### Records for the task
═══

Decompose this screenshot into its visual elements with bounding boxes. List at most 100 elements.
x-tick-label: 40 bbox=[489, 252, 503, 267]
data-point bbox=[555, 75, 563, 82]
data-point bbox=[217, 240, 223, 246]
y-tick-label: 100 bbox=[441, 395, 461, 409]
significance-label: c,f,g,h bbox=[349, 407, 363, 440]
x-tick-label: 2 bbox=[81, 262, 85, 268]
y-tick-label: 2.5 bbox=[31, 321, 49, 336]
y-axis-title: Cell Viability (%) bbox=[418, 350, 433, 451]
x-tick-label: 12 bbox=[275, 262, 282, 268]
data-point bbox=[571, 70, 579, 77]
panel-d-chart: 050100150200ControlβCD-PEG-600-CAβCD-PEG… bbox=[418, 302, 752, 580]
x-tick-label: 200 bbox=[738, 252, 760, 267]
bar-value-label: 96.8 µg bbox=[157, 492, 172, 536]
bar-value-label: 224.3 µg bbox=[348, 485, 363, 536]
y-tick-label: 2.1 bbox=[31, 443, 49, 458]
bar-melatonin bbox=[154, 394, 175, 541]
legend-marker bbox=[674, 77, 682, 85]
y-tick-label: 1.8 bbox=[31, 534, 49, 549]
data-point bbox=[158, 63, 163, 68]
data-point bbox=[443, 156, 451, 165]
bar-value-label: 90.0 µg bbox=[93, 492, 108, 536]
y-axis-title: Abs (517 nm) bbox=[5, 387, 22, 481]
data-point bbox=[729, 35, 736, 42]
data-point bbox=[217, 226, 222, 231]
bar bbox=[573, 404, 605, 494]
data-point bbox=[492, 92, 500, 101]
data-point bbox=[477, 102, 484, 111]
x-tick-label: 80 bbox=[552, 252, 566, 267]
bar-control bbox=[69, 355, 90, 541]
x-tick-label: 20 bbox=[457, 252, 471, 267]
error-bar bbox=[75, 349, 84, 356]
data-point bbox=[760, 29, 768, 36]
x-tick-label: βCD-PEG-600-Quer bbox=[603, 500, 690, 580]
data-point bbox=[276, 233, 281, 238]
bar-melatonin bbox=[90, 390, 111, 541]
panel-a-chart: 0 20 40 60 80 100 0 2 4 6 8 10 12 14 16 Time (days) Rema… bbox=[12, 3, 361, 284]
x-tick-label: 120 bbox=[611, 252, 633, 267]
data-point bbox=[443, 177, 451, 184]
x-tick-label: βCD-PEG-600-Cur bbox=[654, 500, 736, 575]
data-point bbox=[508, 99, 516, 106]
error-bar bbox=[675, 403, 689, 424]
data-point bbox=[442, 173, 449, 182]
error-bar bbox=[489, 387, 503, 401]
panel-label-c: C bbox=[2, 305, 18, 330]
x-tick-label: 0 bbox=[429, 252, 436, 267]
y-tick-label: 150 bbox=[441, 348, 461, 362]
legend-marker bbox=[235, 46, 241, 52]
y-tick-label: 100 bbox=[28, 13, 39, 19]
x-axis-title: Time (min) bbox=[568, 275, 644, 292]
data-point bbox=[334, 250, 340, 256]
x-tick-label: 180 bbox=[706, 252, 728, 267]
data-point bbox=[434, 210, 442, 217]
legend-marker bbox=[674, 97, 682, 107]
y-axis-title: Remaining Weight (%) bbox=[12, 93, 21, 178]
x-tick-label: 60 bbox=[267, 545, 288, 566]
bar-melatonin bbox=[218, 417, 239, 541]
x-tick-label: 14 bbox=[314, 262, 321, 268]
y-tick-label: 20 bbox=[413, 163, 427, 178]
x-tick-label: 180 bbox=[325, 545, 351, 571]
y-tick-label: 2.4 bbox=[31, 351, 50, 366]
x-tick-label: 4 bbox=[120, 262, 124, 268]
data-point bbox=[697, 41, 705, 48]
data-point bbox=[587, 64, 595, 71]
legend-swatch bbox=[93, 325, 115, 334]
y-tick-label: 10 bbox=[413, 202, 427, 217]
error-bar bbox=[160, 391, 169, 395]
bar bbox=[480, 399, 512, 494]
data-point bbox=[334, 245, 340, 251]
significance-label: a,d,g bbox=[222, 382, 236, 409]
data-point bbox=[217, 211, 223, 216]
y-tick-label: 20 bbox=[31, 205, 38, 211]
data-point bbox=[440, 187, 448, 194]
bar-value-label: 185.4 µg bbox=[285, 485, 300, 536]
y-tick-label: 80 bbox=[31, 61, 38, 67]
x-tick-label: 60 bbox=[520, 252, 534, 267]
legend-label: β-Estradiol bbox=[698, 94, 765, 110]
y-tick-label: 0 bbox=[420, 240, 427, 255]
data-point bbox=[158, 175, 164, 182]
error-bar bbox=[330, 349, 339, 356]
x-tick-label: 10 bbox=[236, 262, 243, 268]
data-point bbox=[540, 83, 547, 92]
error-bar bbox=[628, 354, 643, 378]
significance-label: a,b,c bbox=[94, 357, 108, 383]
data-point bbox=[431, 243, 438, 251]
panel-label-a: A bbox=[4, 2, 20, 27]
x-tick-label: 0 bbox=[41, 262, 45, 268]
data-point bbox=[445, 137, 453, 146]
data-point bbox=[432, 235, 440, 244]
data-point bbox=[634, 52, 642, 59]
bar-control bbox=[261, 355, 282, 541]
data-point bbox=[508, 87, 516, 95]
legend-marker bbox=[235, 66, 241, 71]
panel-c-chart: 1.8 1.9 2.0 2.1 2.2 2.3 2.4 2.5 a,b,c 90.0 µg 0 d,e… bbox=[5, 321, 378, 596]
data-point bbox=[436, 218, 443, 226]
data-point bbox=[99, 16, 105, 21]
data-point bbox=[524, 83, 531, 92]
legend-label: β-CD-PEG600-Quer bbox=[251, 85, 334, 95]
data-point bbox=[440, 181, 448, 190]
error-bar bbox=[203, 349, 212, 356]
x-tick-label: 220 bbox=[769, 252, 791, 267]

═══

### What needs to be done
Reproduce the data from its first line through the line containing "y-tick-label: 2.5 bbox=[31, 321, 49, 336]", renaming each "x-tick-label" to "x-axis-label" and leaving everything else unchanged.

### Response for this exercise
Decompose this screenshot into its visual elements with bounding boxes. List at most 100 elements.
x-axis-label: 40 bbox=[489, 252, 503, 267]
data-point bbox=[555, 75, 563, 82]
data-point bbox=[217, 240, 223, 246]
y-tick-label: 100 bbox=[441, 395, 461, 409]
significance-label: c,f,g,h bbox=[349, 407, 363, 440]
x-axis-label: 2 bbox=[81, 262, 85, 268]
y-tick-label: 2.5 bbox=[31, 321, 49, 336]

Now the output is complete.